— Aim —
Copy each line below exactly and leave the pictures out.

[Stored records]
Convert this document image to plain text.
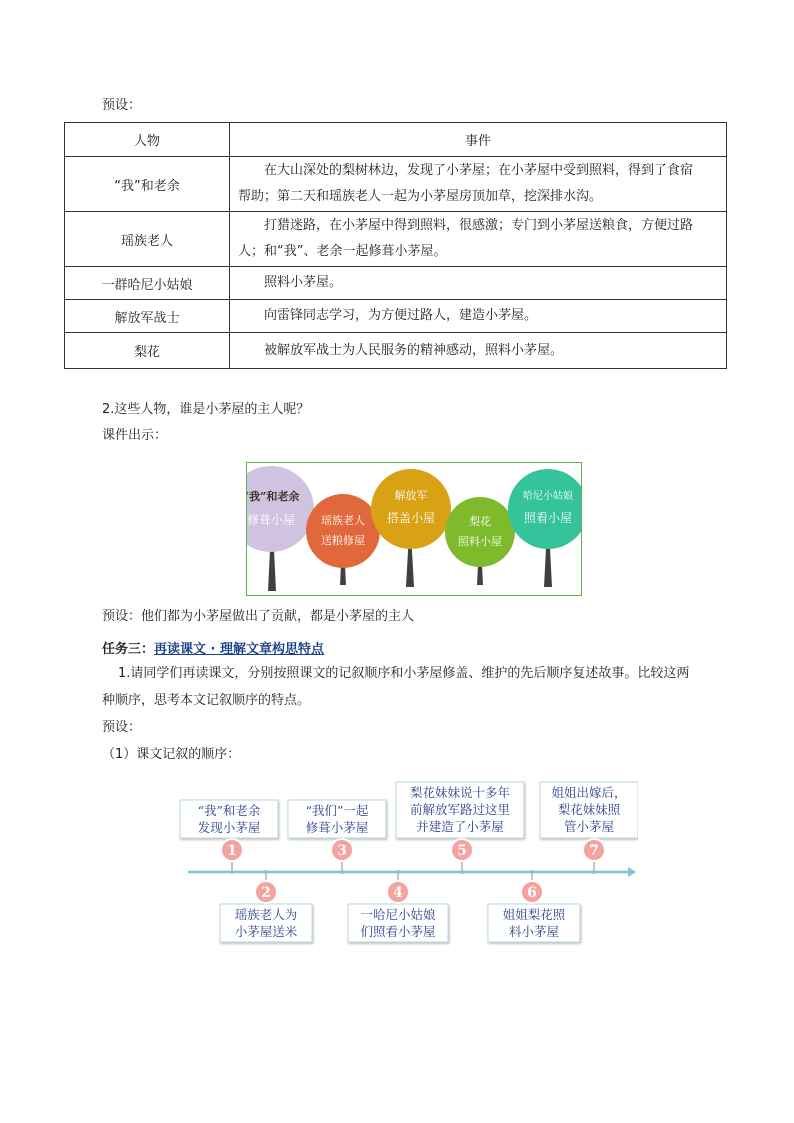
预设：
人物	事件
“我”和老余	在大山深处的梨树林边，发现了小茅屋；在小茅屋中受到照料，得到了食宿
帮助；第二天和瑶族老人一起为小茅屋房顶加草，挖深排水沟。
瑶族老人	打猎迷路，在小茅屋中得到照料，很感激；专门到小茅屋送粮食，方便过路
人；和“我”、老余一起修葺小茅屋。
一群哈尼小姑娘	照料小茅屋。
解放军战士	向雷锋同志学习，为方便过路人，建造小茅屋。
梨花	被解放军战士为人民服务的精神感动，照料小茅屋。
2.这些人物，谁是小茅屋的主人呢？
课件出示：
“我”和老余
修葺小屋 瑶族老人
送粮修屋
解放军
搭盖小屋	梨花
照料小屋
哈尼小姑娘
照看小屋
预设：他们都为小茅屋做出了贡献，都是小茅屋的主人
任务三：再读课文 · 理解文章构思特点
1.请同学们再读课文，分别按照课文的记叙顺序和小茅屋修盖、维护的先后顺序复述故事。比较这两
种顺序，思考本文记叙顺序的特点。
预设：
（1）课文记叙的顺序：
“我”和老余
发现小茅屋
“我们”一起
修葺小茅屋
梨花妹妹说十多年
前解放军路过这里
并建造了小茅屋
姐姐出嫁后，
梨花妹妹照
管小茅屋
瑶族老人为
小茅屋送米
一哈尼小姑娘
们照看小茅屋
姐姐梨花照
料小茅屋
1
2
3
4
5
6
7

— Solved exercise —
Convert this document image to plain text.
预设：
人物	事件
“我”和老余	在大山深处的梨树林边，发现了小茅屋；在小茅屋中受到照料，得到了食宿
帮助；第二天和瑶族老人一起为小茅屋房顶加草，挖深排水沟。
瑶族老人	打猎迷路，在小茅屋中得到照料，很感激；专门到小茅屋送粮食，方便过路
人；和“我”、老余一起修葺小茅屋。
一群哈尼小姑娘	照料小茅屋。
解放军战士	向雷锋同志学习，为方便过路人，建造小茅屋。
梨花	被解放军战士为人民服务的精神感动，照料小茅屋。
2.这些人物，谁是小茅屋的主人呢？
课件出示：
“我”和老余
修葺小屋 瑶族老人
送粮修屋
解放军
搭盖小屋	梨花
照料小屋
哈尼小姑娘
照看小屋
预设：他们都为小茅屋做出了贡献，都是小茅屋的主人
任务三：再读课文 · 理解文章构思特点
1.请同学们再读课文，分别按照课文的记叙顺序和小茅屋修盖、维护的先后顺序复述故事。比较这两
种顺序，思考本文记叙顺序的特点。
预设：
（1）课文记叙的顺序：
“我”和老余
发现小茅屋
“我们”一起
修葺小茅屋
梨花妹妹说十多年
前解放军路过这里
并建造了小茅屋
姐姐出嫁后，
梨花妹妹照
管小茅屋
瑶族老人为
小茅屋送米
一哈尼小姑娘
们照看小茅屋
姐姐梨花照
料小茅屋
1
2
3
4
5
6
7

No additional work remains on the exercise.